**WHAT THE TASK REQUIRES:** Write the material out again exactly as it stands.

**GIVEN RECORDS:**
— Begin —
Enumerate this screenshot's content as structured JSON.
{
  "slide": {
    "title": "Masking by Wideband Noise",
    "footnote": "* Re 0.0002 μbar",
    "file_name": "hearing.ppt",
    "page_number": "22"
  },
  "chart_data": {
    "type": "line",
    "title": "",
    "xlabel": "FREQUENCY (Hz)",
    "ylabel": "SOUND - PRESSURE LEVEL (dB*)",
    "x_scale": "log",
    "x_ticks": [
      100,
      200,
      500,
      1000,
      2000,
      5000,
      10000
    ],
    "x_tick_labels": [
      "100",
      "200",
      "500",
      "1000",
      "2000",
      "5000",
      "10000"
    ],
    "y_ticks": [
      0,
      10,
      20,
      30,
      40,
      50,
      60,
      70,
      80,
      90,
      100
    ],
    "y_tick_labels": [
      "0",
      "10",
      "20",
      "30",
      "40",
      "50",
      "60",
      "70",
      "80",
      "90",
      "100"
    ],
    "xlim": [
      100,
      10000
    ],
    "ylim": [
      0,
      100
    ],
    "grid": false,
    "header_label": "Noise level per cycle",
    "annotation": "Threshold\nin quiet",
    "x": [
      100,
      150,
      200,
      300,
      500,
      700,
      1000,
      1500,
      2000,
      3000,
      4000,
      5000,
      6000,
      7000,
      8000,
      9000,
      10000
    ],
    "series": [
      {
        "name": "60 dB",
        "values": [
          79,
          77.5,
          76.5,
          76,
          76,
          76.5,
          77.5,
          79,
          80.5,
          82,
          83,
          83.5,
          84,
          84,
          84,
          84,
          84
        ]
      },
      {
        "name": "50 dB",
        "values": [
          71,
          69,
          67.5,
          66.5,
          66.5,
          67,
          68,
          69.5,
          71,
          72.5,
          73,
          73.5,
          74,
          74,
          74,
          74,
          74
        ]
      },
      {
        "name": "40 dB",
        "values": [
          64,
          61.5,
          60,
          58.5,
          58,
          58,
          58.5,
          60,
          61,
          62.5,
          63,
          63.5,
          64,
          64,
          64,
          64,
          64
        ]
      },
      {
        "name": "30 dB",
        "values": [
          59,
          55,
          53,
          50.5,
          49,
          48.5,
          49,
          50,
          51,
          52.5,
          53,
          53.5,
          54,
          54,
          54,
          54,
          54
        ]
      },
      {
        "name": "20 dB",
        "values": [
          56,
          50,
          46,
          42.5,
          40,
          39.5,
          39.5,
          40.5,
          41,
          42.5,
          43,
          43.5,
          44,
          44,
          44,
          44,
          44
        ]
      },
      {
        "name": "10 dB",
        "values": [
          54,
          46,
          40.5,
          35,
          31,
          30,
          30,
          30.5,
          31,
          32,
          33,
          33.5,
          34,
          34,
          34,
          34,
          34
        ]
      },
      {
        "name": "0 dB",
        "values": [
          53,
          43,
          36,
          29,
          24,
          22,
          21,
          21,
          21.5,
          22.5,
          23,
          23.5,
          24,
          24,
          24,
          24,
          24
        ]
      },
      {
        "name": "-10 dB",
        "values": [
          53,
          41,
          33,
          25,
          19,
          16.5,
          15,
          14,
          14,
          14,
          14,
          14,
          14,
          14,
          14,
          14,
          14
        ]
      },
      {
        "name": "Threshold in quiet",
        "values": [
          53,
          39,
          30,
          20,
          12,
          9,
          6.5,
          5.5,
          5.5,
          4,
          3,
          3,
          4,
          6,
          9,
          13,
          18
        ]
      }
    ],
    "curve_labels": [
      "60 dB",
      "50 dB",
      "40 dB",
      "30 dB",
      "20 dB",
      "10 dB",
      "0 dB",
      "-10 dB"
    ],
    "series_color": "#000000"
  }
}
— End —
**SOLVED EXERCISE:**
Enumerate this screenshot's content as structured JSON.
{
  "slide": {
    "title": "Masking by Wideband Noise",
    "footnote": "* Re 0.0002 μbar",
    "file_name": "hearing.ppt",
    "page_number": "22"
  },
  "chart_data": {
    "type": "line",
    "title": "",
    "xlabel": "FREQUENCY (Hz)",
    "ylabel": "SOUND - PRESSURE LEVEL (dB*)",
    "x_scale": "log",
    "x_ticks": [
      100,
      200,
      500,
      1000,
      2000,
      5000,
      10000
    ],
    "x_tick_labels": [
      "100",
      "200",
      "500",
      "1000",
      "2000",
      "5000",
      "10000"
    ],
    "y_ticks": [
      0,
      10,
      20,
      30,
      40,
      50,
      60,
      70,
      80,
      90,
      100
    ],
    "y_tick_labels": [
      "0",
      "10",
      "20",
      "30",
      "40",
      "50",
      "60",
      "70",
      "80",
      "90",
      "100"
    ],
    "xlim": [
      100,
      10000
    ],
    "ylim": [
      0,
      100
    ],
    "grid": false,
    "header_label": "Noise level per cycle",
    "annotation": "Threshold\nin quiet",
    "x": [
      100,
      150,
      200,
      300,
      500,
      700,
      1000,
      1500,
      2000,
      3000,
      4000,
      5000,
      6000,
      7000,
      8000,
      9000,
      10000
    ],
    "series": [
      {
        "name": "60 dB",
        "values": [
          79,
          77.5,
          76.5,
          76,
          76,
          76.5,
          77.5,
          79,
          80.5,
          82,
          83,
          83.5,
          84,
          84,
          84,
          84,
          84
        ]
      },
      {
        "name": "50 dB",
        "values": [
          71,
          69,
          67.5,
          66.5,
          66.5,
          67,
          68,
          69.5,
          71,
          72.5,
          73,
          73.5,
          74,
          74,
          74,
          74,
          74
        ]
      },
      {
        "name": "40 dB",
        "values": [
          64,
          61.5,
          60,
          58.5,
          58,
          58,
          58.5,
          60,
          61,
          62.5,
          63,
          63.5,
          64,
          64,
          64,
          64,
          64
        ]
      },
      {
        "name": "30 dB",
        "values": [
          59,
          55,
          53,
          50.5,
          49,
          48.5,
          49,
          50,
          51,
          52.5,
          53,
          53.5,
          54,
          54,
          54,
          54,
          54
        ]
      },
      {
        "name": "20 dB",
        "values": [
          56,
          50,
          46,
          42.5,
          40,
          39.5,
          39.5,
          40.5,
          41,
          42.5,
          43,
          43.5,
          44,
          44,
          44,
          44,
          44
        ]
      },
      {
        "name": "10 dB",
        "values": [
          54,
          46,
          40.5,
          35,
          31,
          30,
          30,
          30.5,
          31,
          32,
          33,
          33.5,
          34,
          34,
          34,
          34,
          34
        ]
      },
      {
        "name": "0 dB",
        "values": [
          53,
          43,
          36,
          29,
          24,
          22,
          21,
          21,
          21.5,
          22.5,
          23,
          23.5,
          24,
          24,
          24,
          24,
          24
        ]
      },
      {
        "name": "-10 dB",
        "values": [
          53,
          41,
          33,
          25,
          19,
          16.5,
          15,
          14,
          14,
          14,
          14,
          14,
          14,
          14,
          14,
          14,
          14
        ]
      },
      {
        "name": "Threshold in quiet",
        "values": [
          53,
          39,
          30,
          20,
          12,
          9,
          6.5,
          5.5,
          5.5,
          4,
          3,
          3,
          4,
          6,
          9,
          13,
          18
        ]
      }
    ],
    "curve_labels": [
      "60 dB",
      "50 dB",
      "40 dB",
      "30 dB",
      "20 dB",
      "10 dB",
      "0 dB",
      "-10 dB"
    ],
    "series_color": "#000000"
  }
}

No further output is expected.